**Information shown**:
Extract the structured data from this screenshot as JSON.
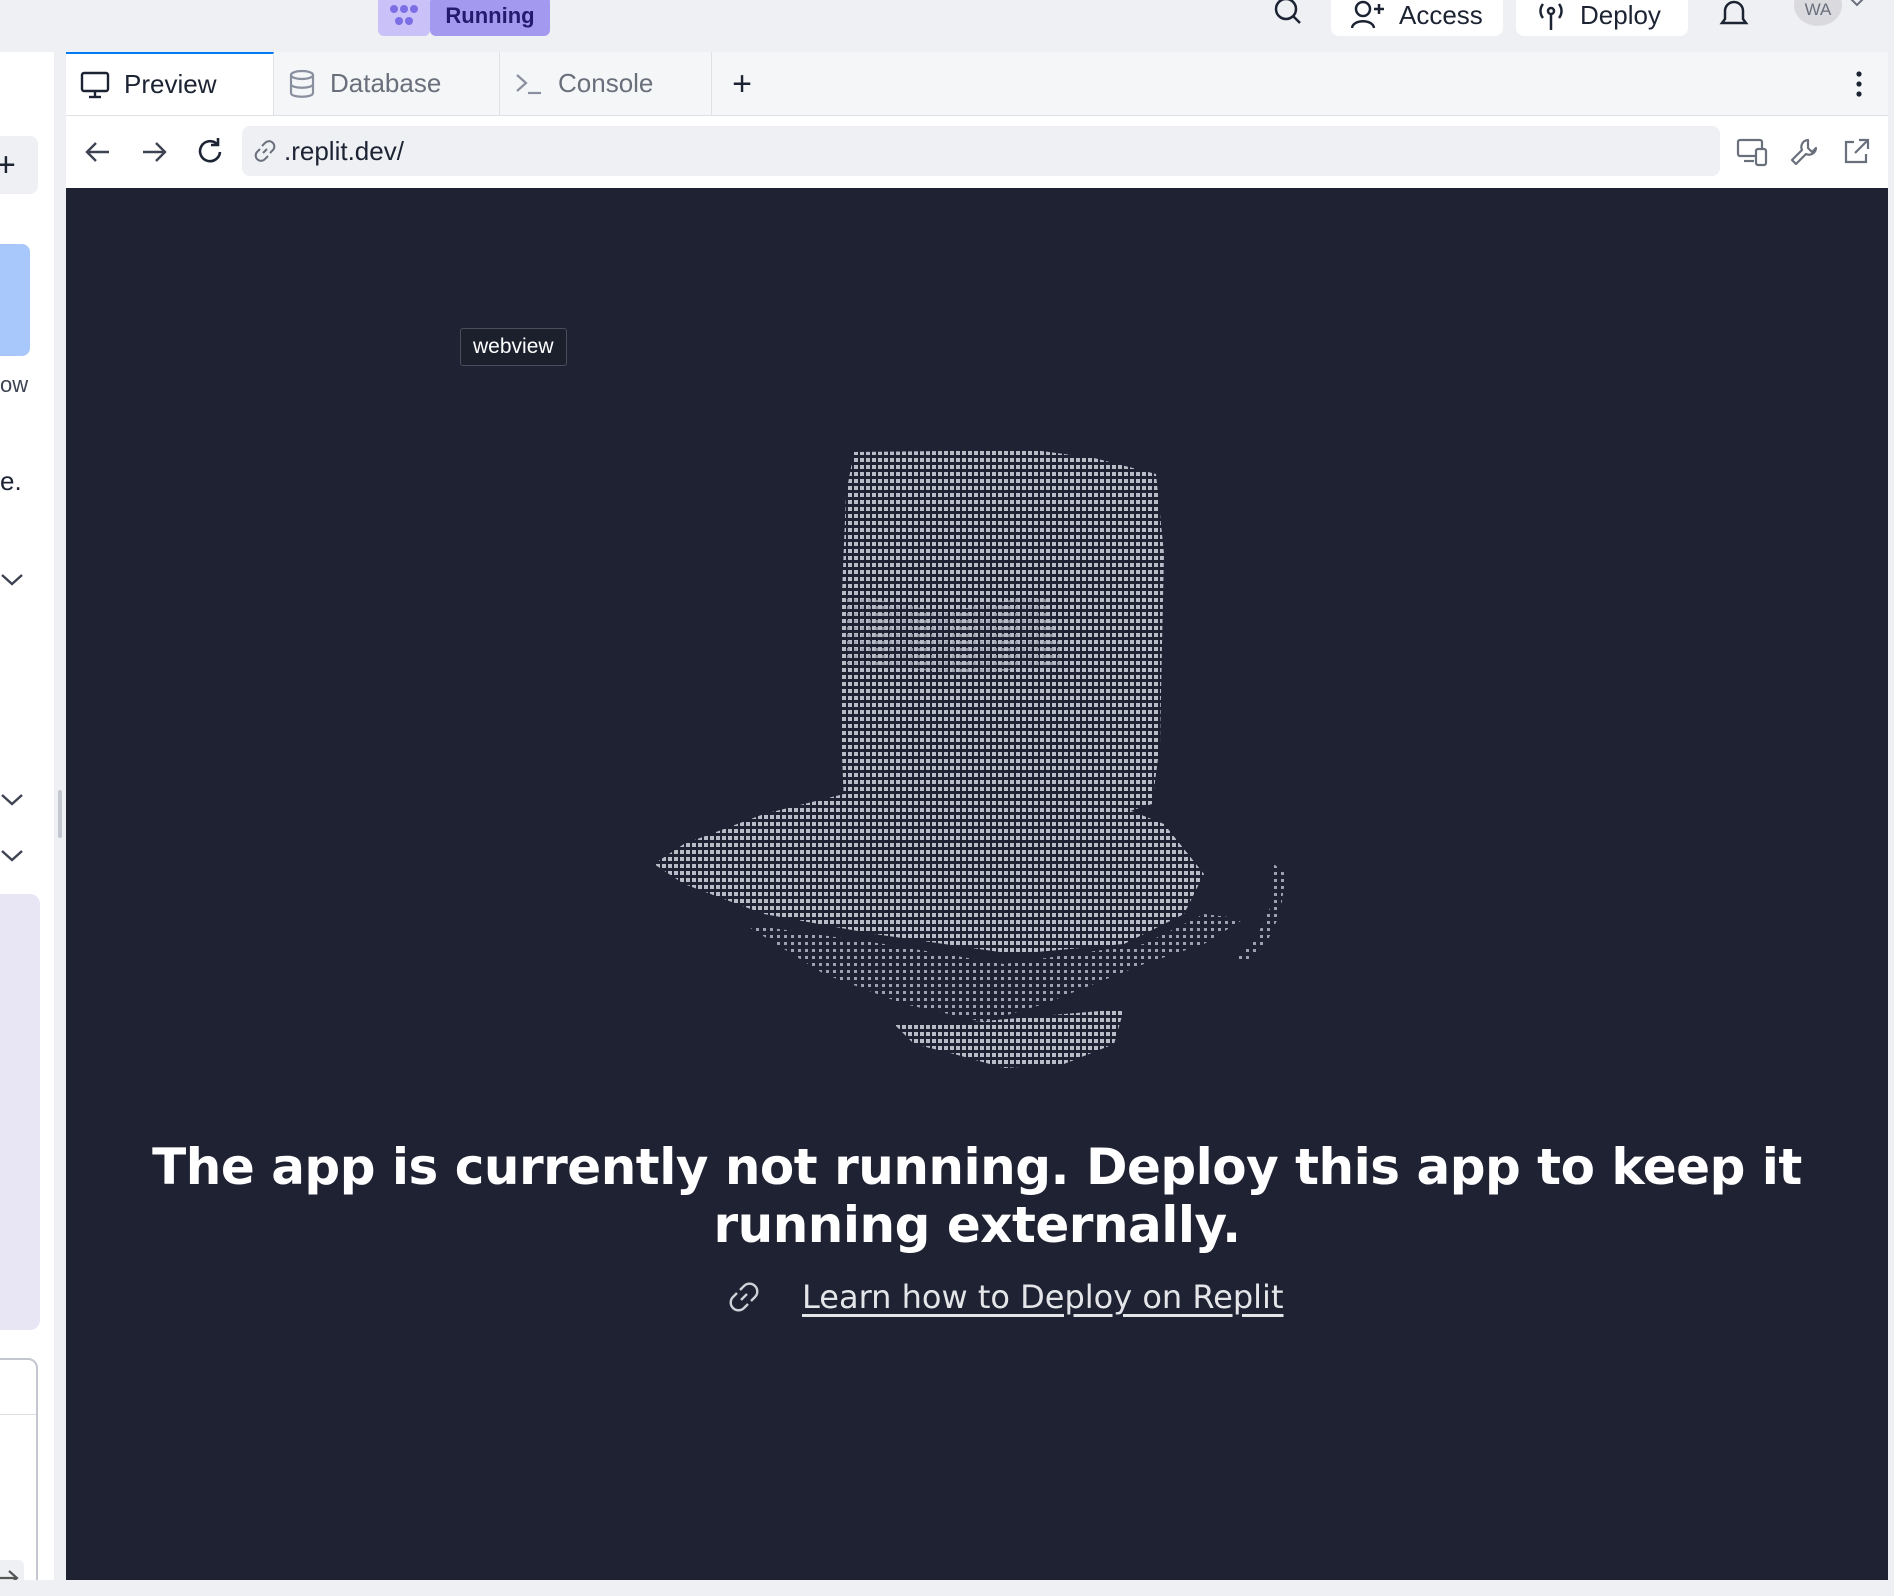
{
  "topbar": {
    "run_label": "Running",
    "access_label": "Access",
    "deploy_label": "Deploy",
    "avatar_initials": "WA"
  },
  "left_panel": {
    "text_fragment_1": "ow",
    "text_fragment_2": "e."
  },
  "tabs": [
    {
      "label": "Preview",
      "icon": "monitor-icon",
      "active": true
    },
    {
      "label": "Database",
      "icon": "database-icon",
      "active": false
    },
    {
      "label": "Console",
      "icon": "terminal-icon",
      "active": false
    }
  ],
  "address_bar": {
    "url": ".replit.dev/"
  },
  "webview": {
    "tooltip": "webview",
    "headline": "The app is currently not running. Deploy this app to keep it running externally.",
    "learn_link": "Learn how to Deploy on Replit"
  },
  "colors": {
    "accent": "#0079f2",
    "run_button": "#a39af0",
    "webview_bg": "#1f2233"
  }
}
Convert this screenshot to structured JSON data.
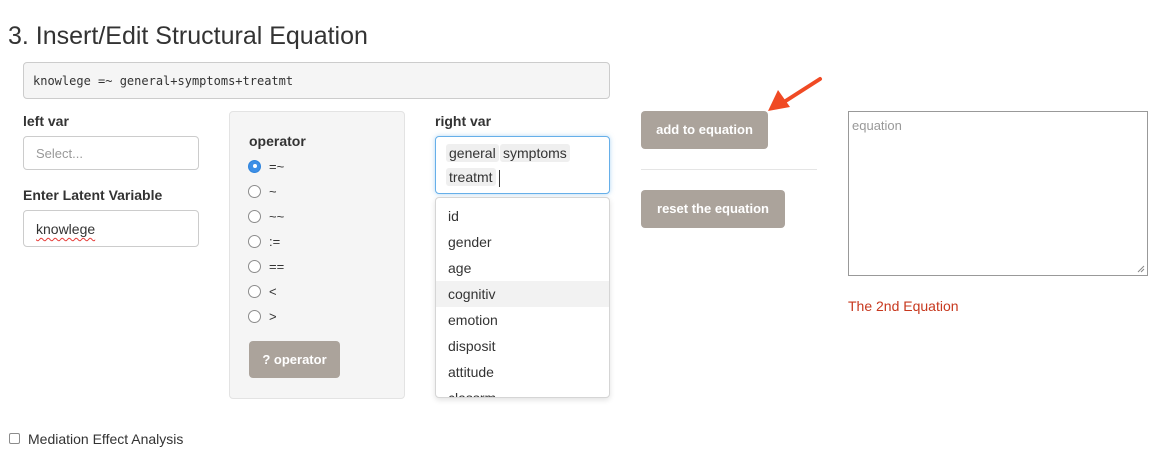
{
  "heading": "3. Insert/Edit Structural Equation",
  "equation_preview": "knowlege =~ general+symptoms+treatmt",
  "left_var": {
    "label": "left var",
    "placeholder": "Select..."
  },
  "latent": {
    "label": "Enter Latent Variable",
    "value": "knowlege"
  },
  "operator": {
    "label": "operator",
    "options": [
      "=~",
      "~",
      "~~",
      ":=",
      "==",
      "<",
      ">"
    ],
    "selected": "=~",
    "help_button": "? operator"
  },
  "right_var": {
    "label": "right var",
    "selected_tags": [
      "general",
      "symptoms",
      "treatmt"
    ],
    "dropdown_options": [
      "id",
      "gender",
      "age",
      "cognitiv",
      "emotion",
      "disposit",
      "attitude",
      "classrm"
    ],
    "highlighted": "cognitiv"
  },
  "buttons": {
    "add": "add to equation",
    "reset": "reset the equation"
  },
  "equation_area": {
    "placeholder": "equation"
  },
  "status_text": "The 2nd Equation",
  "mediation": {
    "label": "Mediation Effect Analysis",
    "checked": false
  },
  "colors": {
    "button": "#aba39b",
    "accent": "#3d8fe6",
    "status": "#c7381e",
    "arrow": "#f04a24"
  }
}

**Instruction**: Word for word, quote the full listing, omitting every picture.

**Solution below**:
Extract the structured data from this screenshot as JSON.
{
  "topbar": {
    "run_label": "Running",
    "access_label": "Access",
    "deploy_label": "Deploy",
    "avatar_initials": "WA"
  },
  "left_panel": {
    "text_fragment_1": "ow",
    "text_fragment_2": "e."
  },
  "tabs": [
    {
      "label": "Preview",
      "icon": "monitor-icon",
      "active": true
    },
    {
      "label": "Database",
      "icon": "database-icon",
      "active": false
    },
    {
      "label": "Console",
      "icon": "terminal-icon",
      "active": false
    }
  ],
  "address_bar": {
    "url": ".replit.dev/"
  },
  "webview": {
    "tooltip": "webview",
    "headline": "The app is currently not running. Deploy this app to keep it running externally.",
    "learn_link": "Learn how to Deploy on Replit"
  },
  "colors": {
    "accent": "#0079f2",
    "run_button": "#a39af0",
    "webview_bg": "#1f2233"
  }
}
Convert this screenshot to structured JSON data.
{
  "heading": "3. Insert/Edit Structural Equation",
  "equation_preview": "knowlege =~ general+symptoms+treatmt",
  "left_var": {
    "label": "left var",
    "placeholder": "Select..."
  },
  "latent": {
    "label": "Enter Latent Variable",
    "value": "knowlege"
  },
  "operator": {
    "label": "operator",
    "options": [
      "=~",
      "~",
      "~~",
      ":=",
      "==",
      "<",
      ">"
    ],
    "selected": "=~",
    "help_button": "? operator"
  },
  "right_var": {
    "label": "right var",
    "selected_tags": [
      "general",
      "symptoms",
      "treatmt"
    ],
    "dropdown_options": [
      "id",
      "gender",
      "age",
      "cognitiv",
      "emotion",
      "disposit",
      "attitude",
      "classrm"
    ],
    "highlighted": "cognitiv"
  },
  "buttons": {
    "add": "add to equation",
    "reset": "reset the equation"
  },
  "equation_area": {
    "placeholder": "equation"
  },
  "status_text": "The 2nd Equation",
  "mediation": {
    "label": "Mediation Effect Analysis",
    "checked": false
  },
  "colors": {
    "button": "#aba39b",
    "accent": "#3d8fe6",
    "status": "#c7381e",
    "arrow": "#f04a24"
  }
}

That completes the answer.